**DO THIS**
Report how many lines below contain the word "right". Give only the number.

**DATA PROVIDED**
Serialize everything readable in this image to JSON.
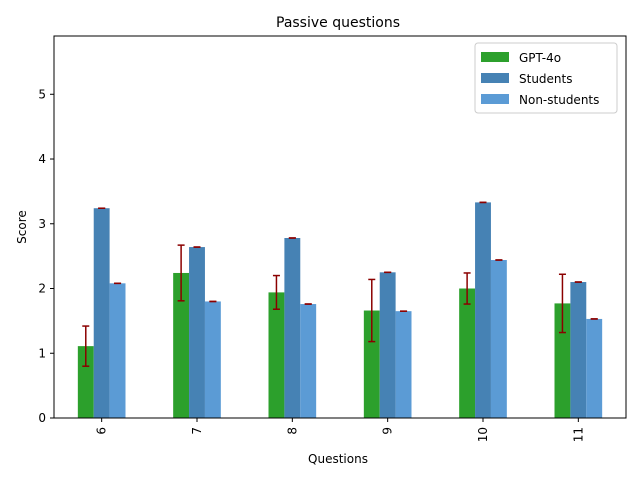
{
  "chart_data": {
    "type": "bar",
    "title": "Passive questions",
    "xlabel": "Questions",
    "ylabel": "Score",
    "categories": [
      "6",
      "7",
      "8",
      "9",
      "10",
      "11"
    ],
    "ylim": [
      0,
      5.9
    ],
    "yticks": [
      0,
      1,
      2,
      3,
      4,
      5
    ],
    "grid": false,
    "legend_position": "top-right",
    "x_tick_rotation": 90,
    "error_bar_color": "#8b0000",
    "series": [
      {
        "name": "GPT-4o",
        "color": "#2ca02c",
        "values": [
          1.11,
          2.24,
          1.94,
          1.66,
          2.0,
          1.77
        ],
        "errors": [
          [
            0.31,
            0.31
          ],
          [
            0.43,
            0.43
          ],
          [
            0.26,
            0.26
          ],
          [
            0.48,
            0.48
          ],
          [
            0.24,
            0.24
          ],
          [
            0.45,
            0.45
          ]
        ]
      },
      {
        "name": "Students",
        "color": "#4682b4",
        "values": [
          3.24,
          2.64,
          2.78,
          2.25,
          3.33,
          2.1
        ],
        "errors": [
          [
            0,
            0
          ],
          [
            0,
            0
          ],
          [
            0,
            0
          ],
          [
            0,
            0
          ],
          [
            0,
            0
          ],
          [
            0,
            0
          ]
        ]
      },
      {
        "name": "Non-students",
        "color": "#5b9bd5",
        "values": [
          2.08,
          1.8,
          1.76,
          1.65,
          2.44,
          1.53
        ],
        "errors": [
          [
            0,
            0
          ],
          [
            0,
            0
          ],
          [
            0,
            0
          ],
          [
            0,
            0
          ],
          [
            0,
            0
          ],
          [
            0,
            0
          ]
        ]
      }
    ]
  }
}
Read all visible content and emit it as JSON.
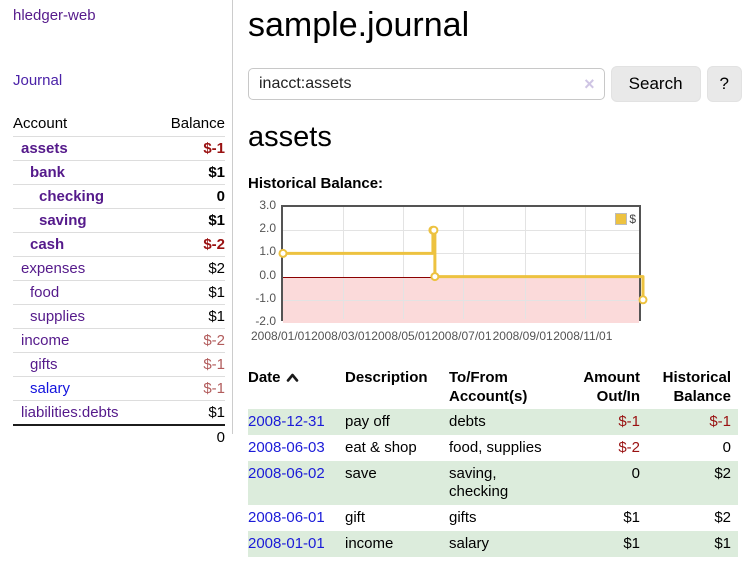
{
  "colors": {
    "link_purple": "#551a8b",
    "link_blue": "#1414dd",
    "negative_red": "#991111",
    "negative_soft_red": "#b25c5c",
    "row_green": "#dcecdc",
    "chart_line_yellow": "#edc240",
    "chart_negative_fill": "#fbdada",
    "zero_line_red": "#8b0000",
    "divider_gray": "#cccccc"
  },
  "sidebar": {
    "app_title": "hledger-web",
    "nav": [
      {
        "label": "Journal"
      }
    ],
    "accounts_table": {
      "headers": {
        "account": "Account",
        "balance": "Balance"
      },
      "rows": [
        {
          "account": "assets",
          "balance": "$-1",
          "level": 1,
          "bold": true,
          "link_color": "purple",
          "balance_style": "neg"
        },
        {
          "account": "bank",
          "balance": "$1",
          "level": 2,
          "bold": true,
          "link_color": "purple",
          "balance_style": "pos"
        },
        {
          "account": "checking",
          "balance": "0",
          "level": 3,
          "bold": true,
          "link_color": "purple",
          "balance_style": "pos"
        },
        {
          "account": "saving",
          "balance": "$1",
          "level": 3,
          "bold": true,
          "link_color": "purple",
          "balance_style": "pos"
        },
        {
          "account": "cash",
          "balance": "$-2",
          "level": 2,
          "bold": true,
          "link_color": "purple",
          "balance_style": "neg"
        },
        {
          "account": "expenses",
          "balance": "$2",
          "level": 1,
          "bold": false,
          "link_color": "purple",
          "balance_style": "pos"
        },
        {
          "account": "food",
          "balance": "$1",
          "level": 2,
          "bold": false,
          "link_color": "purple",
          "balance_style": "pos"
        },
        {
          "account": "supplies",
          "balance": "$1",
          "level": 2,
          "bold": false,
          "link_color": "purple",
          "balance_style": "pos"
        },
        {
          "account": "income",
          "balance": "$-2",
          "level": 1,
          "bold": false,
          "link_color": "purple",
          "balance_style": "negsoft"
        },
        {
          "account": "gifts",
          "balance": "$-1",
          "level": 2,
          "bold": false,
          "link_color": "purple",
          "balance_style": "negsoft"
        },
        {
          "account": "salary",
          "balance": "$-1",
          "level": 2,
          "bold": false,
          "link_color": "blue",
          "balance_style": "negsoft"
        },
        {
          "account": "liabilities:debts",
          "balance": "$1",
          "level": 1,
          "bold": false,
          "link_color": "purple",
          "balance_style": "pos"
        }
      ],
      "total": "0"
    }
  },
  "main": {
    "title": "sample.journal",
    "search": {
      "value": "inacct:assets",
      "clear_icon": "×",
      "search_button_label": "Search",
      "help_button_label": "?"
    },
    "account_heading": "assets",
    "chart_label": "Historical Balance:",
    "register_table": {
      "headers": {
        "date": "Date",
        "description": "Description",
        "accounts_lines": [
          "To/From",
          "Account(s)"
        ],
        "amount_lines": [
          "Amount",
          "Out/In"
        ],
        "balance_lines": [
          "Historical",
          "Balance"
        ]
      },
      "rows": [
        {
          "date": "2008-12-31",
          "description": "pay off",
          "accounts_lines": [
            "debts"
          ],
          "amount": "$-1",
          "balance": "$-1",
          "amount_style": "neg",
          "balance_style": "neg",
          "row_bg": "green"
        },
        {
          "date": "2008-06-03",
          "description": "eat & shop",
          "accounts_lines": [
            "food, supplies"
          ],
          "amount": "$-2",
          "balance": "0",
          "amount_style": "neg",
          "balance_style": "pos",
          "row_bg": "white"
        },
        {
          "date": "2008-06-02",
          "description": "save",
          "accounts_lines": [
            "saving,",
            "checking"
          ],
          "amount": "0",
          "balance": "$2",
          "amount_style": "pos",
          "balance_style": "pos",
          "row_bg": "green"
        },
        {
          "date": "2008-06-01",
          "description": "gift",
          "accounts_lines": [
            "gifts"
          ],
          "amount": "$1",
          "balance": "$2",
          "amount_style": "pos",
          "balance_style": "pos",
          "row_bg": "white"
        },
        {
          "date": "2008-01-01",
          "description": "income",
          "accounts_lines": [
            "salary"
          ],
          "amount": "$1",
          "balance": "$1",
          "amount_style": "pos",
          "balance_style": "pos",
          "row_bg": "green"
        }
      ]
    }
  },
  "chart_data": {
    "type": "line",
    "title": "Historical Balance:",
    "step": true,
    "x_range_days": 365,
    "ylim": [
      -2,
      3
    ],
    "y_ticks": [
      {
        "value": 3,
        "label": "3.0"
      },
      {
        "value": 2,
        "label": "2.0"
      },
      {
        "value": 1,
        "label": "1.0"
      },
      {
        "value": 0,
        "label": "0.0"
      },
      {
        "value": -1,
        "label": "-1.0"
      },
      {
        "value": -2,
        "label": "-2.0"
      }
    ],
    "x_ticks": [
      {
        "day": 0,
        "label": "2008/01/01"
      },
      {
        "day": 61,
        "label": "2008/03/01"
      },
      {
        "day": 122,
        "label": "2008/05/01"
      },
      {
        "day": 183,
        "label": "2008/07/01"
      },
      {
        "day": 245,
        "label": "2008/09/01"
      },
      {
        "day": 306,
        "label": "2008/11/01"
      }
    ],
    "series": [
      {
        "name": "$",
        "color": "#edc240",
        "points": [
          {
            "date": "2008-01-01",
            "day": 0,
            "value": 1
          },
          {
            "date": "2008-06-01",
            "day": 152,
            "value": 2
          },
          {
            "date": "2008-06-02",
            "day": 153,
            "value": 2
          },
          {
            "date": "2008-06-03",
            "day": 154,
            "value": 0
          },
          {
            "date": "2008-12-31",
            "day": 365,
            "value": -1
          }
        ]
      }
    ],
    "legend": {
      "position": "top-right",
      "label": "$"
    },
    "grid": true,
    "negative_region_color": "#fbdada",
    "zero_line_color": "#8b0000"
  }
}
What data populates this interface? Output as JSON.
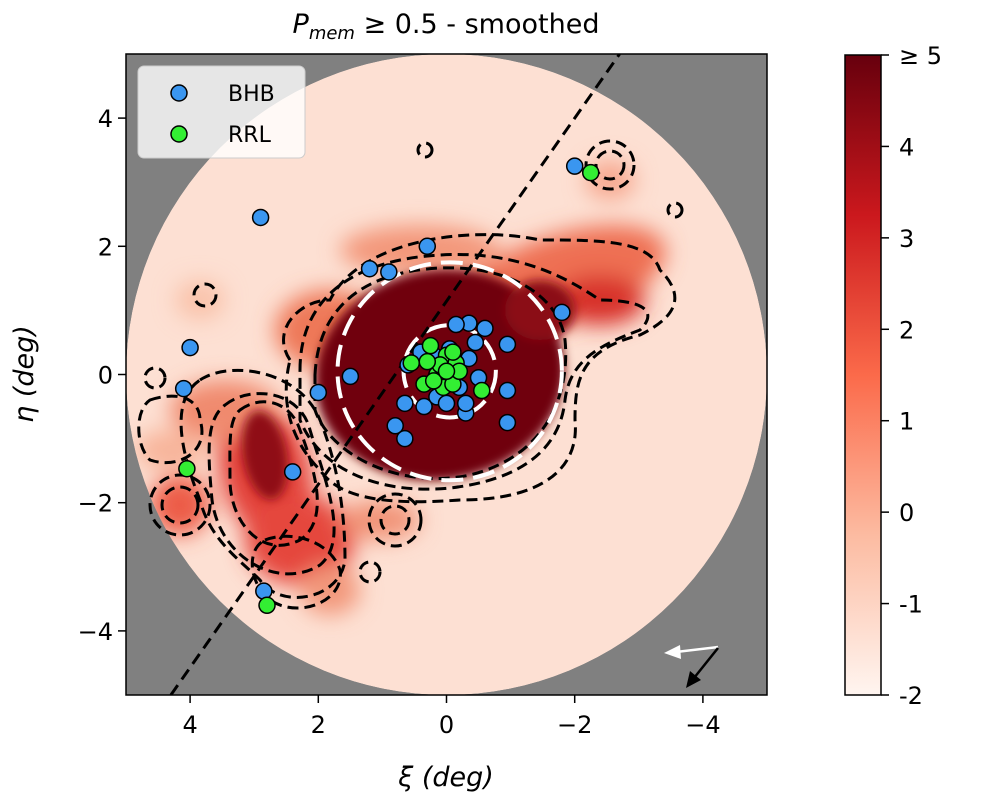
{
  "chart_data": {
    "type": "scatter",
    "title": "P_mem ≥ 0.5 - smoothed",
    "title_parts": {
      "main": "P",
      "sub": "mem",
      "rest": " ≥ 0.5 - smoothed"
    },
    "xlabel": "ξ (deg)",
    "xlabel_parts": {
      "sym": "ξ",
      "unit": " (deg)"
    },
    "ylabel": "η (deg)",
    "ylabel_parts": {
      "sym": "η",
      "unit": " (deg)"
    },
    "xlim": [
      5,
      -5
    ],
    "ylim": [
      -5,
      5
    ],
    "xticks": [
      {
        "value": 4,
        "label": "4"
      },
      {
        "value": 2,
        "label": "2"
      },
      {
        "value": 0,
        "label": "0"
      },
      {
        "value": -2,
        "label": "−2"
      },
      {
        "value": -4,
        "label": "−4"
      }
    ],
    "yticks": [
      {
        "value": 4,
        "label": "4"
      },
      {
        "value": 2,
        "label": "2"
      },
      {
        "value": 0,
        "label": "0"
      },
      {
        "value": -2,
        "label": "−2"
      },
      {
        "value": -4,
        "label": "−4"
      }
    ],
    "legend_position": "top-left",
    "background_color": "#808080",
    "footprint_radius_deg": 5,
    "axis_line": {
      "x": [
        4.3,
        -2.7
      ],
      "y": [
        -5.0,
        5.0
      ]
    },
    "ellipses": [
      {
        "cx": -0.05,
        "cy": 0.05,
        "rx": 1.75,
        "ry": 1.7
      },
      {
        "cx": -0.05,
        "cy": 0.05,
        "rx": 0.72,
        "ry": 0.72
      }
    ],
    "colorbar": {
      "range": [
        -2,
        5
      ],
      "ticks": [
        {
          "value": 5,
          "label": "≥ 5"
        },
        {
          "value": 4,
          "label": "4"
        },
        {
          "value": 3,
          "label": "3"
        },
        {
          "value": 2,
          "label": "2"
        },
        {
          "value": 1,
          "label": "1"
        },
        {
          "value": 0,
          "label": "0"
        },
        {
          "value": -1,
          "label": "-1"
        },
        {
          "value": -2,
          "label": "-2"
        }
      ],
      "colors": [
        "#fff5f0",
        "#fcbba1",
        "#fb6a4a",
        "#cb181d",
        "#67000d"
      ]
    },
    "series": [
      {
        "name": "BHB",
        "color": "#3a96f0",
        "points": [
          [
            -2.0,
            3.25
          ],
          [
            2.9,
            2.45
          ],
          [
            0.3,
            2.0
          ],
          [
            1.2,
            1.65
          ],
          [
            0.9,
            1.6
          ],
          [
            -1.8,
            0.97
          ],
          [
            4.0,
            0.42
          ],
          [
            4.1,
            -0.22
          ],
          [
            1.5,
            -0.03
          ],
          [
            2.0,
            -0.28
          ],
          [
            2.4,
            -1.52
          ],
          [
            0.8,
            -0.8
          ],
          [
            0.65,
            -1.0
          ],
          [
            2.85,
            -3.38
          ],
          [
            -0.95,
            0.47
          ],
          [
            -0.95,
            -0.25
          ],
          [
            -0.95,
            -0.75
          ],
          [
            -0.6,
            0.72
          ],
          [
            -0.35,
            0.8
          ],
          [
            -0.15,
            0.78
          ],
          [
            0.6,
            0.15
          ],
          [
            0.65,
            -0.45
          ],
          [
            0.35,
            -0.5
          ],
          [
            -0.3,
            -0.6
          ],
          [
            -0.3,
            -0.45
          ],
          [
            0.2,
            0.3
          ],
          [
            -0.05,
            0.4
          ],
          [
            0.15,
            -0.35
          ],
          [
            -0.2,
            -0.2
          ],
          [
            -0.45,
            0.5
          ],
          [
            0.4,
            0.35
          ],
          [
            -0.5,
            -0.05
          ],
          [
            0.1,
            0.05
          ],
          [
            -0.35,
            0.25
          ],
          [
            0.0,
            -0.45
          ]
        ]
      },
      {
        "name": "RRL",
        "color": "#33ee33",
        "points": [
          [
            -2.25,
            3.15
          ],
          [
            4.05,
            -1.47
          ],
          [
            2.8,
            -3.6
          ],
          [
            0.55,
            0.18
          ],
          [
            0.25,
            0.45
          ],
          [
            0.0,
            0.3
          ],
          [
            -0.15,
            0.18
          ],
          [
            0.15,
            0.0
          ],
          [
            0.35,
            -0.15
          ],
          [
            0.05,
            -0.2
          ],
          [
            -0.1,
            -0.15
          ],
          [
            -0.55,
            -0.25
          ],
          [
            0.1,
            0.15
          ],
          [
            -0.2,
            0.05
          ],
          [
            0.3,
            0.2
          ],
          [
            0.2,
            -0.1
          ],
          [
            0.0,
            0.05
          ],
          [
            -0.1,
            0.35
          ]
        ]
      }
    ]
  }
}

**TASK ANSWER**
2